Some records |
══════════
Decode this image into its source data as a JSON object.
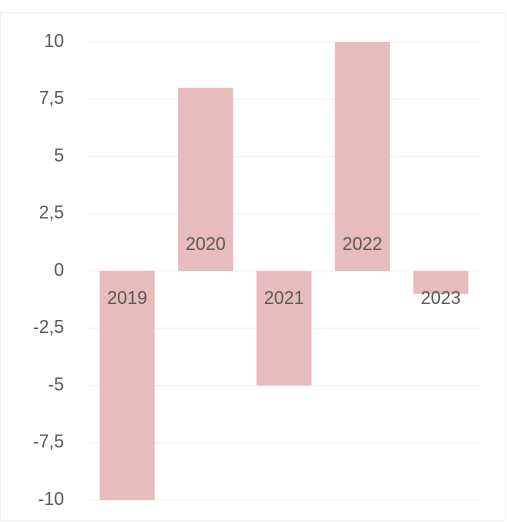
{
  "chart_data": {
    "type": "bar",
    "categories": [
      "2019",
      "2020",
      "2021",
      "2022",
      "2023"
    ],
    "values": [
      -10,
      8,
      -5,
      10,
      -1
    ],
    "color": "#e8bcbc",
    "ylim": [
      -10,
      10
    ],
    "yticks": [
      -10,
      {
        "value": -7.5,
        "label": "-7,5"
      },
      -5,
      {
        "value": -2.5,
        "label": "-2,5"
      },
      0,
      {
        "value": 2.5,
        "label": "2,5"
      },
      5,
      {
        "value": 7.5,
        "label": "7,5"
      },
      10
    ],
    "grid": true
  }
}
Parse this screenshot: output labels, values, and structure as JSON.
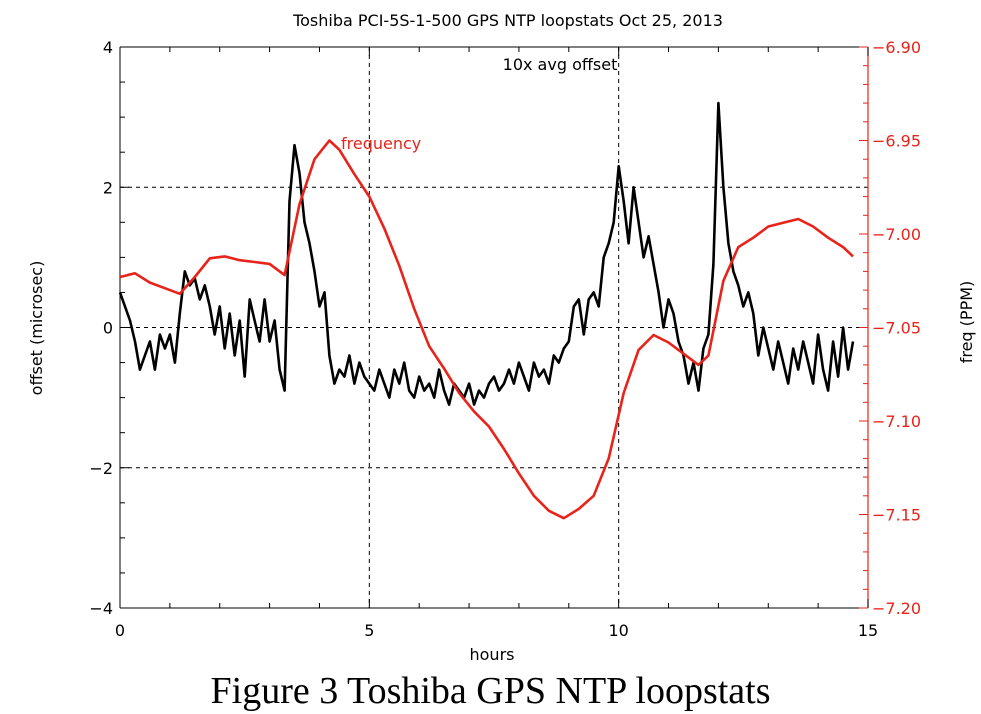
══════════
Stated task | Each entry should be repeated exactly as it appears; the pictures stay out.

Written response |
Decode this image into its source data as a JSON object.
{
  "chart_data": {
    "type": "bar",
    "categories": [
      "2019",
      "2020",
      "2021",
      "2022",
      "2023"
    ],
    "values": [
      -10,
      8,
      -5,
      10,
      -1
    ],
    "color": "#e8bcbc",
    "ylim": [
      -10,
      10
    ],
    "yticks": [
      -10,
      {
        "value": -7.5,
        "label": "-7,5"
      },
      -5,
      {
        "value": -2.5,
        "label": "-2,5"
      },
      0,
      {
        "value": 2.5,
        "label": "2,5"
      },
      5,
      {
        "value": 7.5,
        "label": "7,5"
      },
      10
    ],
    "grid": true
  }
}
Parse this screenshot: output labels, values, and structure as JSON.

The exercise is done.